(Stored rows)

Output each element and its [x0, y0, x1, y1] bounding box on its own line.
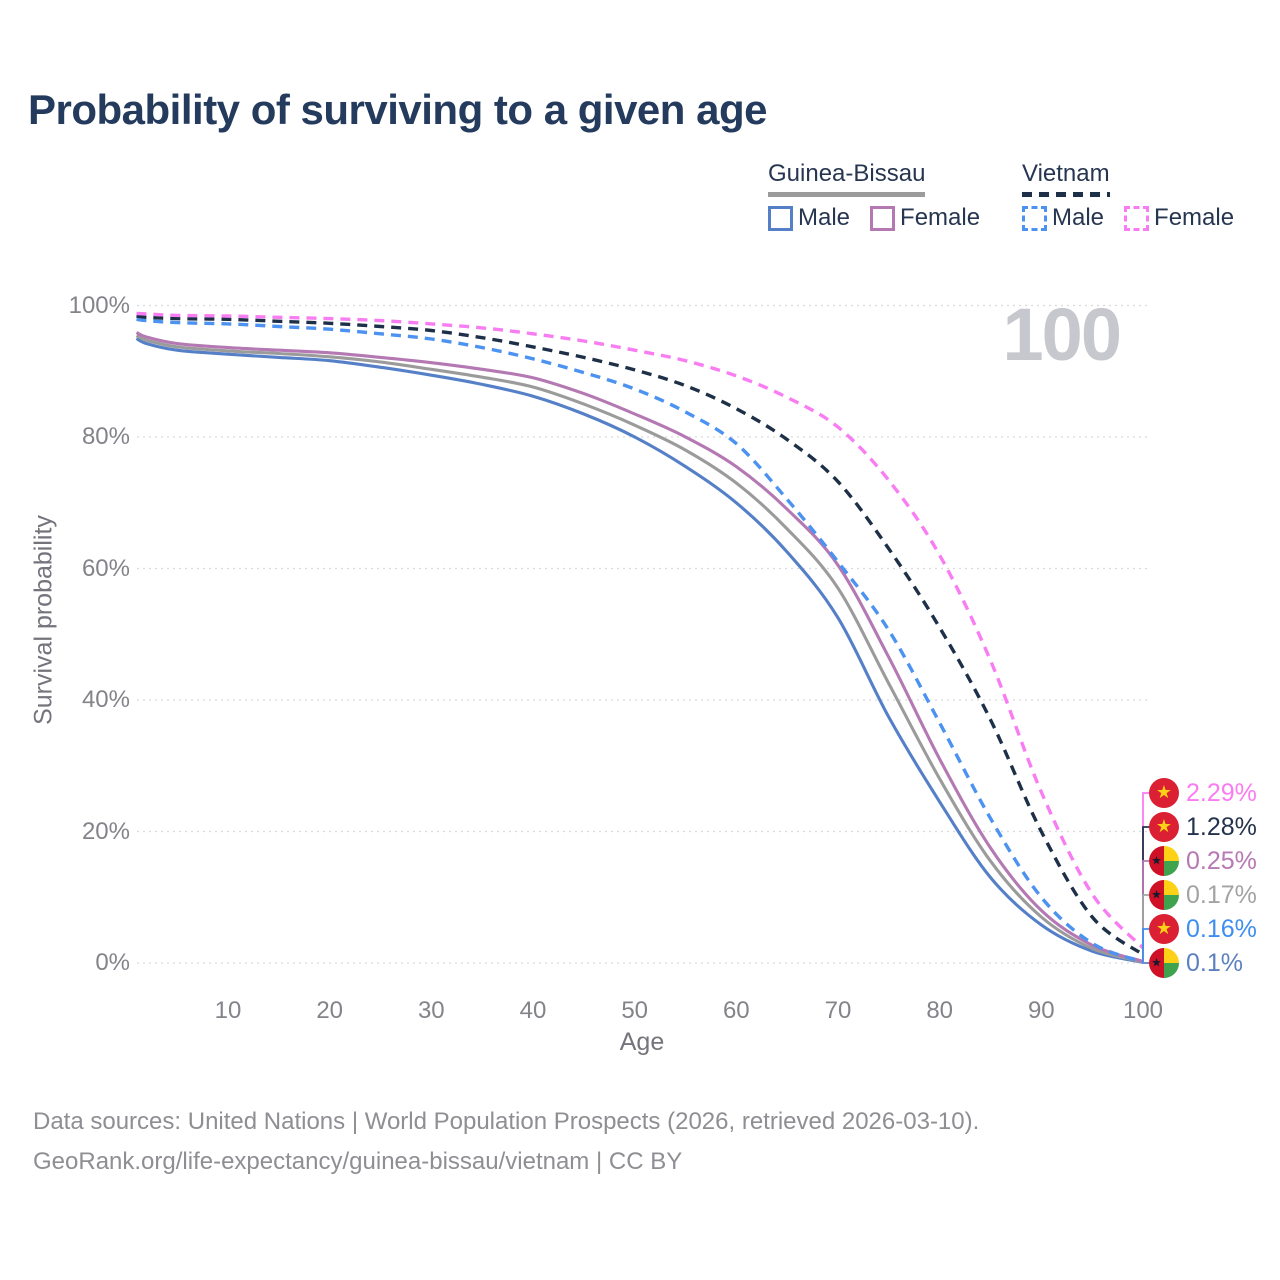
label-connector — [1142, 962, 1151, 964]
current-age-watermark: 100 — [1002, 293, 1122, 376]
vietnam-flag-icon: ★ — [1149, 778, 1179, 808]
legend-swatch-guinea-bissau-female[interactable] — [870, 205, 896, 231]
legend-swatch-guinea-bissau-male[interactable] — [768, 205, 793, 231]
x-tick-label: 70 — [824, 997, 852, 1024]
x-tick-label: 50 — [621, 997, 649, 1024]
legend-swatch-vietnam-male[interactable] — [1022, 205, 1047, 231]
star-icon: ★ — [1151, 887, 1162, 902]
x-tick-label: 30 — [417, 997, 445, 1024]
label-connectors — [1142, 792, 1151, 964]
end-label-value: 0.25% — [1186, 846, 1257, 875]
star-icon: ★ — [1155, 782, 1173, 803]
source-line-2: GeoRank.org/life-expectancy/guinea-bissa… — [33, 1148, 683, 1175]
star-icon: ★ — [1155, 918, 1173, 939]
end-label-value: 2.29% — [1186, 778, 1257, 807]
guinea-bissau-flag-icon: ★ — [1149, 948, 1179, 978]
x-tick-label: 10 — [214, 997, 242, 1024]
legend-country-head: Vietnam — [1022, 160, 1110, 197]
source-line-1: Data sources: United Nations | World Pop… — [33, 1108, 980, 1135]
end-label-row: ★ 1.28% — [1149, 811, 1257, 843]
x-tick-label: 100 — [1122, 997, 1164, 1024]
end-label-row: ★ 0.17% — [1149, 879, 1257, 911]
y-tick-label: 60% — [81, 554, 130, 582]
legend-country-label: Vietnam — [1022, 160, 1110, 187]
end-label-row: ★ 2.29% — [1149, 777, 1257, 809]
series-line-guinea-bissau-female — [135, 331, 1144, 963]
vietnam-flag-icon: ★ — [1149, 914, 1179, 944]
x-tick-label: 20 — [316, 997, 344, 1024]
legend-item-label[interactable]: Female — [1154, 204, 1235, 231]
x-tick-label: 40 — [519, 997, 547, 1024]
series-line-guinea-bissau-male — [135, 337, 1144, 964]
end-label-value: 0.1% — [1186, 948, 1243, 977]
star-icon: ★ — [1155, 816, 1173, 837]
y-tick-label: 100% — [68, 291, 130, 319]
series-line-vietnam — [136, 314, 1145, 956]
legend-items: Male Female — [768, 204, 1000, 232]
legend-item-label[interactable]: Male — [798, 204, 851, 231]
legend-swatch-vietnam-female[interactable] — [1124, 205, 1150, 231]
legend-item-label[interactable]: Male — [1052, 204, 1105, 231]
y-tick-label: 0% — [95, 949, 130, 976]
y-tick-label: 40% — [81, 686, 130, 713]
end-label-value: 0.16% — [1186, 914, 1257, 943]
series-lines — [135, 311, 1145, 964]
series-line-vietnam-male — [136, 317, 1144, 964]
guinea-bissau-flag-icon: ★ — [1149, 880, 1179, 910]
legend-country-head: Guinea-Bissau — [768, 160, 926, 197]
guinea-bissau-flag-icon: ★ — [1149, 846, 1179, 876]
x-tick-label: 90 — [1027, 997, 1055, 1024]
end-label-row: ★ 0.16% — [1149, 913, 1257, 945]
label-connector — [1142, 928, 1151, 962]
x-tick-label: 60 — [722, 997, 750, 1024]
legend-solid-line-swatch — [768, 192, 926, 197]
legend-item-label[interactable]: Female — [900, 204, 981, 231]
legend-items: Male Female — [1022, 204, 1254, 232]
x-tick-label: 80 — [926, 997, 954, 1024]
y-axis-title: Survival probability — [29, 515, 58, 725]
legend-country-label: Guinea-Bissau — [768, 160, 926, 187]
gridlines — [137, 304, 1148, 964]
y-tick-label: 80% — [81, 423, 130, 450]
star-icon: ★ — [1151, 853, 1162, 868]
legend-group-guinea-bissau: Guinea-Bissau Male Female — [768, 160, 1000, 232]
y-tick-label: 20% — [81, 817, 130, 845]
end-label-value: 0.17% — [1186, 880, 1257, 909]
vietnam-flag-icon: ★ — [1149, 812, 1179, 842]
legend-group-vietnam: Vietnam Male Female — [1022, 160, 1254, 232]
end-label-row: ★ 0.25% — [1149, 845, 1257, 877]
page-title: Probability of surviving to a given age — [28, 86, 767, 133]
x-axis-title: Age — [619, 1028, 665, 1056]
legend-dashed-line-swatch — [1022, 192, 1110, 197]
star-icon: ★ — [1151, 955, 1162, 970]
series-line-guinea-bissau — [135, 334, 1144, 964]
end-label-row: ★ 0.1% — [1149, 947, 1243, 979]
end-label-value: 1.28% — [1186, 812, 1257, 841]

→ **What is required**
Set down every row above again, word for word, leaving out the pictures.

→ **Complete output**
Output each element and its [x0, y0, x1, y1] bounding box on its own line.
label-connector — [1142, 962, 1151, 964]
current-age-watermark: 100 — [1002, 293, 1122, 376]
vietnam-flag-icon: ★ — [1149, 778, 1179, 808]
legend-swatch-guinea-bissau-female[interactable] — [870, 205, 896, 231]
legend-swatch-guinea-bissau-male[interactable] — [768, 205, 793, 231]
x-tick-label: 70 — [824, 997, 852, 1024]
x-tick-label: 50 — [621, 997, 649, 1024]
legend-swatch-vietnam-male[interactable] — [1022, 205, 1047, 231]
star-icon: ★ — [1151, 887, 1162, 902]
x-tick-label: 30 — [417, 997, 445, 1024]
label-connectors — [1142, 792, 1151, 964]
end-label-value: 0.25% — [1186, 846, 1257, 875]
star-icon: ★ — [1155, 782, 1173, 803]
source-line-2: GeoRank.org/life-expectancy/guinea-bissa… — [33, 1148, 683, 1175]
star-icon: ★ — [1155, 918, 1173, 939]
end-label-value: 2.29% — [1186, 778, 1257, 807]
guinea-bissau-flag-icon: ★ — [1149, 948, 1179, 978]
x-tick-label: 10 — [214, 997, 242, 1024]
legend-country-head: Vietnam — [1022, 160, 1110, 197]
source-line-1: Data sources: United Nations | World Pop… — [33, 1108, 980, 1135]
end-label-row: ★ 1.28% — [1149, 811, 1257, 843]
x-tick-label: 100 — [1122, 997, 1164, 1024]
end-label-row: ★ 0.17% — [1149, 879, 1257, 911]
y-tick-label: 60% — [81, 554, 130, 582]
legend-country-label: Vietnam — [1022, 160, 1110, 187]
end-label-row: ★ 2.29% — [1149, 777, 1257, 809]
series-line-guinea-bissau-female — [135, 331, 1144, 963]
vietnam-flag-icon: ★ — [1149, 914, 1179, 944]
x-tick-label: 20 — [316, 997, 344, 1024]
legend-item-label[interactable]: Female — [1154, 204, 1235, 231]
x-tick-label: 40 — [519, 997, 547, 1024]
series-line-guinea-bissau-male — [135, 337, 1144, 964]
end-label-value: 0.1% — [1186, 948, 1243, 977]
star-icon: ★ — [1155, 816, 1173, 837]
y-tick-label: 100% — [68, 291, 130, 319]
series-line-vietnam — [136, 314, 1145, 956]
legend-items: Male Female — [768, 204, 1000, 232]
legend-item-label[interactable]: Male — [798, 204, 851, 231]
legend-swatch-vietnam-female[interactable] — [1124, 205, 1150, 231]
legend-item-label[interactable]: Male — [1052, 204, 1105, 231]
y-tick-label: 0% — [95, 949, 130, 976]
y-tick-label: 40% — [81, 686, 130, 713]
end-label-value: 0.16% — [1186, 914, 1257, 943]
series-lines — [135, 311, 1145, 964]
series-line-vietnam-male — [136, 317, 1144, 964]
guinea-bissau-flag-icon: ★ — [1149, 880, 1179, 910]
legend-country-head: Guinea-Bissau — [768, 160, 926, 197]
guinea-bissau-flag-icon: ★ — [1149, 846, 1179, 876]
x-tick-label: 90 — [1027, 997, 1055, 1024]
end-label-row: ★ 0.16% — [1149, 913, 1257, 945]
label-connector — [1142, 928, 1151, 962]
x-tick-label: 60 — [722, 997, 750, 1024]
legend-solid-line-swatch — [768, 192, 926, 197]
legend-item-label[interactable]: Female — [900, 204, 981, 231]
legend-items: Male Female — [1022, 204, 1254, 232]
x-tick-label: 80 — [926, 997, 954, 1024]
y-axis-title: Survival probability — [29, 515, 58, 725]
legend-country-label: Guinea-Bissau — [768, 160, 926, 187]
gridlines — [137, 304, 1148, 964]
y-tick-label: 80% — [81, 423, 130, 450]
star-icon: ★ — [1151, 853, 1162, 868]
legend-group-guinea-bissau: Guinea-Bissau Male Female — [768, 160, 1000, 232]
y-tick-label: 20% — [81, 817, 130, 845]
end-label-value: 0.17% — [1186, 880, 1257, 909]
vietnam-flag-icon: ★ — [1149, 812, 1179, 842]
legend-group-vietnam: Vietnam Male Female — [1022, 160, 1254, 232]
end-label-row: ★ 0.25% — [1149, 845, 1257, 877]
page-title: Probability of surviving to a given age — [28, 86, 767, 133]
x-axis-title: Age — [619, 1028, 665, 1056]
legend-dashed-line-swatch — [1022, 192, 1110, 197]
star-icon: ★ — [1151, 955, 1162, 970]
series-line-guinea-bissau — [135, 334, 1144, 964]
end-label-row: ★ 0.1% — [1149, 947, 1243, 979]
end-label-value: 1.28% — [1186, 812, 1257, 841]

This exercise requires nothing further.